## Instruction:
Write out, precisely and in full, each line of the material.

-=-=-

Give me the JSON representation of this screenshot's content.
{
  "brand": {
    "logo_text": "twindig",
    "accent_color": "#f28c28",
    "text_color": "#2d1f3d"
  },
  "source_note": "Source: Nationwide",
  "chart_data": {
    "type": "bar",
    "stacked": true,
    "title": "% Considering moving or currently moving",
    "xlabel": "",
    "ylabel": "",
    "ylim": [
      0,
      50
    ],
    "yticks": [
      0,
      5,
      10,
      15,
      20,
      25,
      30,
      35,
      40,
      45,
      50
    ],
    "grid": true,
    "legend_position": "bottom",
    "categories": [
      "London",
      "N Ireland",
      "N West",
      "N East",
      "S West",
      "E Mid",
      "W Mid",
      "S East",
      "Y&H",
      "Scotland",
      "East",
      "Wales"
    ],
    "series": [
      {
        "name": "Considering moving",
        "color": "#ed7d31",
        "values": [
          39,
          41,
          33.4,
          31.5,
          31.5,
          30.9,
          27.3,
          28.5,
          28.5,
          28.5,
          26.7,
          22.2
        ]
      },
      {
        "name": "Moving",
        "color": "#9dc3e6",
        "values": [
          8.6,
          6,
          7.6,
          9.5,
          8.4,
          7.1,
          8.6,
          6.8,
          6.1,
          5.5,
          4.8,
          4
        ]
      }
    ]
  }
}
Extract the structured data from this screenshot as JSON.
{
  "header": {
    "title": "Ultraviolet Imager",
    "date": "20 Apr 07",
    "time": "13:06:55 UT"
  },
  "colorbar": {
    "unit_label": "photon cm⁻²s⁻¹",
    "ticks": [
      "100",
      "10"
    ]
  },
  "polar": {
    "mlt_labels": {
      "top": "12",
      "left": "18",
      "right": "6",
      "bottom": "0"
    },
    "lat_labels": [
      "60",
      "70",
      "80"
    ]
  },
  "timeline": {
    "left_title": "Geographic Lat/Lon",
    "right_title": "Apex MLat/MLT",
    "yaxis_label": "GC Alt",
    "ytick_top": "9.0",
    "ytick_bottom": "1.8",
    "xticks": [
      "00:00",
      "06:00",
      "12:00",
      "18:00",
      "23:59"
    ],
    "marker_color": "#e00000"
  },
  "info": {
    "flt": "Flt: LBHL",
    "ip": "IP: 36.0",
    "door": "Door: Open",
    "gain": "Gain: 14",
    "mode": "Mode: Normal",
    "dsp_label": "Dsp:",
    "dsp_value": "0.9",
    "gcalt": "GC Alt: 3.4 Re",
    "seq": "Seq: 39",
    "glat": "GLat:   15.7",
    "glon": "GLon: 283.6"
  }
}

-=-=-

## Written reply:
Give me the JSON representation of this screenshot's content.
{
  "brand": {
    "logo_text": "twindig",
    "accent_color": "#f28c28",
    "text_color": "#2d1f3d"
  },
  "source_note": "Source: Nationwide",
  "chart_data": {
    "type": "bar",
    "stacked": true,
    "title": "% Considering moving or currently moving",
    "xlabel": "",
    "ylabel": "",
    "ylim": [
      0,
      50
    ],
    "yticks": [
      0,
      5,
      10,
      15,
      20,
      25,
      30,
      35,
      40,
      45,
      50
    ],
    "grid": true,
    "legend_position": "bottom",
    "categories": [
      "London",
      "N Ireland",
      "N West",
      "N East",
      "S West",
      "E Mid",
      "W Mid",
      "S East",
      "Y&H",
      "Scotland",
      "East",
      "Wales"
    ],
    "series": [
      {
        "name": "Considering moving",
        "color": "#ed7d31",
        "values": [
          39,
          41,
          33.4,
          31.5,
          31.5,
          30.9,
          27.3,
          28.5,
          28.5,
          28.5,
          26.7,
          22.2
        ]
      },
      {
        "name": "Moving",
        "color": "#9dc3e6",
        "values": [
          8.6,
          6,
          7.6,
          9.5,
          8.4,
          7.1,
          8.6,
          6.8,
          6.1,
          5.5,
          4.8,
          4
        ]
      }
    ]
  }
}
Extract the structured data from this screenshot as JSON.
{
  "header": {
    "title": "Ultraviolet Imager",
    "date": "20 Apr 07",
    "time": "13:06:55 UT"
  },
  "colorbar": {
    "unit_label": "photon cm⁻²s⁻¹",
    "ticks": [
      "100",
      "10"
    ]
  },
  "polar": {
    "mlt_labels": {
      "top": "12",
      "left": "18",
      "right": "6",
      "bottom": "0"
    },
    "lat_labels": [
      "60",
      "70",
      "80"
    ]
  },
  "timeline": {
    "left_title": "Geographic Lat/Lon",
    "right_title": "Apex MLat/MLT",
    "yaxis_label": "GC Alt",
    "ytick_top": "9.0",
    "ytick_bottom": "1.8",
    "xticks": [
      "00:00",
      "06:00",
      "12:00",
      "18:00",
      "23:59"
    ],
    "marker_color": "#e00000"
  },
  "info": {
    "flt": "Flt: LBHL",
    "ip": "IP: 36.0",
    "door": "Door: Open",
    "gain": "Gain: 14",
    "mode": "Mode: Normal",
    "dsp_label": "Dsp:",
    "dsp_value": "0.9",
    "gcalt": "GC Alt: 3.4 Re",
    "seq": "Seq: 39",
    "glat": "GLat:   15.7",
    "glon": "GLon: 283.6"
  }
}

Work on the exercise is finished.